(Extracts from a graphics dataset)
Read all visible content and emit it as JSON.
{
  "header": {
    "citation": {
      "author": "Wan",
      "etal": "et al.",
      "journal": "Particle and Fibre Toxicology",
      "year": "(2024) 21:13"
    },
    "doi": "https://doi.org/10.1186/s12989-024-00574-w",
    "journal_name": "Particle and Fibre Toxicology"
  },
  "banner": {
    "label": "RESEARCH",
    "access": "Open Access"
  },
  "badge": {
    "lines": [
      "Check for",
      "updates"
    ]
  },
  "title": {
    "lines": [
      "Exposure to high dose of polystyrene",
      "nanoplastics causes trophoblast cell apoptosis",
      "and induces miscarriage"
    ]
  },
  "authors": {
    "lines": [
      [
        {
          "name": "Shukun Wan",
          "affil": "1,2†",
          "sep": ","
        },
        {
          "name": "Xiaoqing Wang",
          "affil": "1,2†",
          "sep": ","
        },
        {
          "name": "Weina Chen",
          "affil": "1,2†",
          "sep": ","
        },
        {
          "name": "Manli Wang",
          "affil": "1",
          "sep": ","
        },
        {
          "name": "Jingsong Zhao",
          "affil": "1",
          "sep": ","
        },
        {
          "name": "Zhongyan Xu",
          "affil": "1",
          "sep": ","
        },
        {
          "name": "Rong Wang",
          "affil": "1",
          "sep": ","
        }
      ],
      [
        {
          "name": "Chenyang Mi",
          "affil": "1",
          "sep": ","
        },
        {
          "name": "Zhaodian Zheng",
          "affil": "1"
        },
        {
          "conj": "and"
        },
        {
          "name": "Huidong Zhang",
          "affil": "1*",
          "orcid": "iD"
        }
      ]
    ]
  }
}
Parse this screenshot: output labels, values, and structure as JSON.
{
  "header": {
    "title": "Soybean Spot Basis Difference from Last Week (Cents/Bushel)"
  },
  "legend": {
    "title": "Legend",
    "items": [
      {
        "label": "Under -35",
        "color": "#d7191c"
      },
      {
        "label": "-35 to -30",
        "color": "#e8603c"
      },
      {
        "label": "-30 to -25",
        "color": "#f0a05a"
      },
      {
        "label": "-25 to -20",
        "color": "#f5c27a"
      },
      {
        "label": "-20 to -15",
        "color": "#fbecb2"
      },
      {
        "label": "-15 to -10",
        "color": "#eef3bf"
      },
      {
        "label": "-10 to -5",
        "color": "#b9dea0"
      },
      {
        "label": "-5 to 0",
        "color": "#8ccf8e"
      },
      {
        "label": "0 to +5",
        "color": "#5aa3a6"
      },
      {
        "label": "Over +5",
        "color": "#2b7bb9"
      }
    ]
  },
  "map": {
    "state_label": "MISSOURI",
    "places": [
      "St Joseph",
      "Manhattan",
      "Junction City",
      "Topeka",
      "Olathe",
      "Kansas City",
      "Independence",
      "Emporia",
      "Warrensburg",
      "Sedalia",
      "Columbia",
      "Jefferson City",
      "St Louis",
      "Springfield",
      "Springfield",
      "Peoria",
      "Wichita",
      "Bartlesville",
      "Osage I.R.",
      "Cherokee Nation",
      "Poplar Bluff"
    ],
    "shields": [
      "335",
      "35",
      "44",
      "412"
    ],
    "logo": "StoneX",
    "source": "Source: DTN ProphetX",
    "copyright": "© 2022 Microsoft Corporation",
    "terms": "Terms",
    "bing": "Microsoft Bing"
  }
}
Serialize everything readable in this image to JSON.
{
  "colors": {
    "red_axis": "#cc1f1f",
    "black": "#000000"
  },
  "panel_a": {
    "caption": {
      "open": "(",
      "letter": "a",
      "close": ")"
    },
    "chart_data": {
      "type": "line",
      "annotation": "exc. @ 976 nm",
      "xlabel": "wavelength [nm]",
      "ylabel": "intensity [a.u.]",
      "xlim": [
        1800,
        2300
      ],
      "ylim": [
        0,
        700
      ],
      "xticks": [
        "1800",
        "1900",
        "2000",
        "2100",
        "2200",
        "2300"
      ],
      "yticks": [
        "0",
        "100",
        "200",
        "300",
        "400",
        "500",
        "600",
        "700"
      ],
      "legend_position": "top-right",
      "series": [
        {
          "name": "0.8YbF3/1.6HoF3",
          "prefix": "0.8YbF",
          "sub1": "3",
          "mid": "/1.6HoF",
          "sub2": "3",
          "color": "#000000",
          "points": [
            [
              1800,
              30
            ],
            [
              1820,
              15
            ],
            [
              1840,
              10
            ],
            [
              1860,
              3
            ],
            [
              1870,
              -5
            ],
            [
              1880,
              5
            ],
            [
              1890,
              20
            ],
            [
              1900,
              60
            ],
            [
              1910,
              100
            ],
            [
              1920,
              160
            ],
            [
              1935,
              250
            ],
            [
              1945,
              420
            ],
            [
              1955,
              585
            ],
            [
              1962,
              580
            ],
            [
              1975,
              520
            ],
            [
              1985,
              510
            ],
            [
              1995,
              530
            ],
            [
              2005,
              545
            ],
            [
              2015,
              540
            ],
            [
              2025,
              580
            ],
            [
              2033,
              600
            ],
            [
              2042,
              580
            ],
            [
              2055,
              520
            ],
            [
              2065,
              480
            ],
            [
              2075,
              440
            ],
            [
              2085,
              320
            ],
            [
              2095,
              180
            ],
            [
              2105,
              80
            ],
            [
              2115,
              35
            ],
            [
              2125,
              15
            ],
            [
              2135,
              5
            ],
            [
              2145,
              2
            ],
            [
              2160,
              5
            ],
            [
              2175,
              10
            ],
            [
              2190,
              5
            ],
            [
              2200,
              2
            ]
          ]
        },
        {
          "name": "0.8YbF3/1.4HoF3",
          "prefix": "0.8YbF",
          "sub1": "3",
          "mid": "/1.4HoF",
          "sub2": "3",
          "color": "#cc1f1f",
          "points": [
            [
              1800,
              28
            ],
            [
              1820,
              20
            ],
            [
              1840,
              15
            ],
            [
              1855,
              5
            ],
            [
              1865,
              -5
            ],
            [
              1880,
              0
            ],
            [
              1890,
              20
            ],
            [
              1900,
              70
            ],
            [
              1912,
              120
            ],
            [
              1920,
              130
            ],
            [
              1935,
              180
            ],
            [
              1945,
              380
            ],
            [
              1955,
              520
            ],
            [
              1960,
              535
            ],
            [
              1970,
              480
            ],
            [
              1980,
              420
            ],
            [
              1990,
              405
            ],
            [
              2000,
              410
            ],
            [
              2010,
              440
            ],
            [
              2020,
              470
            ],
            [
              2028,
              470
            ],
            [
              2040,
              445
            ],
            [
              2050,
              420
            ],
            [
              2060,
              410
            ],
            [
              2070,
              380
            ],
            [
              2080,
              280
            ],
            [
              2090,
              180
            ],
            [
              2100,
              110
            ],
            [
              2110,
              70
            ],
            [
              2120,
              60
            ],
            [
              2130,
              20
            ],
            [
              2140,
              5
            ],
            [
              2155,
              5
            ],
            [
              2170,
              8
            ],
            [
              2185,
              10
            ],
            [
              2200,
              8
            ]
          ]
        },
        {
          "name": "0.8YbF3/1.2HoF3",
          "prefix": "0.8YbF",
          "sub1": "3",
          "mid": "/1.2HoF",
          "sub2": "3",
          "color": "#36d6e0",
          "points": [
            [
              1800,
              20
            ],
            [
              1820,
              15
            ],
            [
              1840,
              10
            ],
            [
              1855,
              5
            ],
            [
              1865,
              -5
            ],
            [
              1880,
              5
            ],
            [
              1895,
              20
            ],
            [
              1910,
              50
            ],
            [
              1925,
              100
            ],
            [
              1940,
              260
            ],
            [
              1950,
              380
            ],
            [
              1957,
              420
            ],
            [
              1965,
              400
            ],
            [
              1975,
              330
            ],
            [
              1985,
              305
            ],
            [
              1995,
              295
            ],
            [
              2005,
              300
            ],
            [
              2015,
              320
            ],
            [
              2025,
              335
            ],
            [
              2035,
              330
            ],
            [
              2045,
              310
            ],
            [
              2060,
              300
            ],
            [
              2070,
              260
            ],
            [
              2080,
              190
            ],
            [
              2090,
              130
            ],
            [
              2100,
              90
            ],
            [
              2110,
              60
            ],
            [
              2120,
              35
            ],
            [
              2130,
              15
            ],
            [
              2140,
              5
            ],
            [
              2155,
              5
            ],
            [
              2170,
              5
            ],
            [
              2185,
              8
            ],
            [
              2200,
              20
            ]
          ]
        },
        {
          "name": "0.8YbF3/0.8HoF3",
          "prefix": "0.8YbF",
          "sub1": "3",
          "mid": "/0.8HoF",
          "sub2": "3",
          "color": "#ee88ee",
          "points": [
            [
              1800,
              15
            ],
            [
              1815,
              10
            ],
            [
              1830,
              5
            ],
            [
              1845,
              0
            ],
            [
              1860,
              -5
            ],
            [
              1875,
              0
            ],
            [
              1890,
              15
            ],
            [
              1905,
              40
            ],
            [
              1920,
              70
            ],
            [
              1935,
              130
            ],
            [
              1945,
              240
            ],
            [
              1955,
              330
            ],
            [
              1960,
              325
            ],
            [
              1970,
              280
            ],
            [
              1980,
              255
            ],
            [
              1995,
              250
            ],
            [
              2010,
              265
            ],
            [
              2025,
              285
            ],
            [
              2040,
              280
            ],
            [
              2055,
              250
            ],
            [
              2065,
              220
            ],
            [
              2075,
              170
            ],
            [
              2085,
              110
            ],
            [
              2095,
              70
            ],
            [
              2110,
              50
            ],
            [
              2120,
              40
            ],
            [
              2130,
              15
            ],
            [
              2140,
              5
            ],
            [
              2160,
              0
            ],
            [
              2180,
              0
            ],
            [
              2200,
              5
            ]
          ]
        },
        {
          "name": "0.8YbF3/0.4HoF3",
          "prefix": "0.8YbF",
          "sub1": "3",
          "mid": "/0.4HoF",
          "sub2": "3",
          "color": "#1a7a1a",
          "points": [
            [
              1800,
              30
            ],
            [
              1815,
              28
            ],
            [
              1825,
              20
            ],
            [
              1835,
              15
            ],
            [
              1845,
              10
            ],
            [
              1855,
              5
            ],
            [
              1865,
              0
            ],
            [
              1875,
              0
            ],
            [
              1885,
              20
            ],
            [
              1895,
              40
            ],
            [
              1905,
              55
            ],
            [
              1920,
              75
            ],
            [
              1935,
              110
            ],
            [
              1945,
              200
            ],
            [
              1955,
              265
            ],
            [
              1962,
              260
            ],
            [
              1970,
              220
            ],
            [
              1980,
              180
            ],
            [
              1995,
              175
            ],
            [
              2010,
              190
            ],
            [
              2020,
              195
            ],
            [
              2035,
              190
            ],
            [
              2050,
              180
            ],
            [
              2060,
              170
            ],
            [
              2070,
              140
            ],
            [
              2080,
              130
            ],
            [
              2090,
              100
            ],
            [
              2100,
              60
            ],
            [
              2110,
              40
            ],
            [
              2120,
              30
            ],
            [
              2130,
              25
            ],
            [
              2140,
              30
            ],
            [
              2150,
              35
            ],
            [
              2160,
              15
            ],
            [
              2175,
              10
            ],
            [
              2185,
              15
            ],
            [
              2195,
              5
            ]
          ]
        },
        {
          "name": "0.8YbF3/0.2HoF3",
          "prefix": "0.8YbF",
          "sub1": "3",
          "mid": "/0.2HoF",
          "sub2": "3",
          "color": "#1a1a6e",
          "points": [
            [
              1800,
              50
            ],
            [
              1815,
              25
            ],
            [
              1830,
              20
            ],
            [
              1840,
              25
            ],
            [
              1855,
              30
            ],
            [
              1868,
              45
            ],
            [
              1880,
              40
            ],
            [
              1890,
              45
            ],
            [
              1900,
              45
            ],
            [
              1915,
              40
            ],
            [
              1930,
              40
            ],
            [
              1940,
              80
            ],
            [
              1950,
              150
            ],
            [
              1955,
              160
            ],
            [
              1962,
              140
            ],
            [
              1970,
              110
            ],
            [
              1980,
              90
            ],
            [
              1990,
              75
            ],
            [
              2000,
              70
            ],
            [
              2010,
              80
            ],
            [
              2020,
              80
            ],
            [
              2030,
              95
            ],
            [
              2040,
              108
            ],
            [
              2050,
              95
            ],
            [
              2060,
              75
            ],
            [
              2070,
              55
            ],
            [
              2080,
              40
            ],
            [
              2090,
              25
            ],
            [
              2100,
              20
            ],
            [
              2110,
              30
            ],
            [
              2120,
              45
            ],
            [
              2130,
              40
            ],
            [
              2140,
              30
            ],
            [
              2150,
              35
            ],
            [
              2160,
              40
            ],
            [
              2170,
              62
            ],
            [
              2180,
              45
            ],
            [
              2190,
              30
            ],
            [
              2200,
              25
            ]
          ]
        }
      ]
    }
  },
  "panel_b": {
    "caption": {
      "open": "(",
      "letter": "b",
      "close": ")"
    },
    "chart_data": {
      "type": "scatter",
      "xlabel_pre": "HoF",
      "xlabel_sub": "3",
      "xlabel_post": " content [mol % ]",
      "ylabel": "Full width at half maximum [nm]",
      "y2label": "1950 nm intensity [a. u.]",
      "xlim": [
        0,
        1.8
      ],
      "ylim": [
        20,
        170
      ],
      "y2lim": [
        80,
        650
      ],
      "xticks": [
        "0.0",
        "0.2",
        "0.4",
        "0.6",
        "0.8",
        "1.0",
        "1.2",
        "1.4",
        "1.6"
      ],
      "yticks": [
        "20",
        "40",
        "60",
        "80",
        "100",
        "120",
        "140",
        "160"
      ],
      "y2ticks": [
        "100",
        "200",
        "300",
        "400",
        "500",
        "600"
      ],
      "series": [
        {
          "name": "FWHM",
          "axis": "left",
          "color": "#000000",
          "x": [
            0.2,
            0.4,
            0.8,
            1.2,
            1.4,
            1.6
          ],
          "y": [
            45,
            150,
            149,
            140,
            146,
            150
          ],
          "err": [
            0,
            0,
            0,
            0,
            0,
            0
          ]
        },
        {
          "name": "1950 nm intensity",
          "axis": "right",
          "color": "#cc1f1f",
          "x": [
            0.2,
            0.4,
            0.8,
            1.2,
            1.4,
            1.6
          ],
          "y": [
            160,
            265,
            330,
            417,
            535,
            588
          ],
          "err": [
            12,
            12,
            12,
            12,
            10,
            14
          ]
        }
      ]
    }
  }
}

__Exercise goal__: Look through the records and count each line that holds "ylabel". Write only the total.

__Response__: 2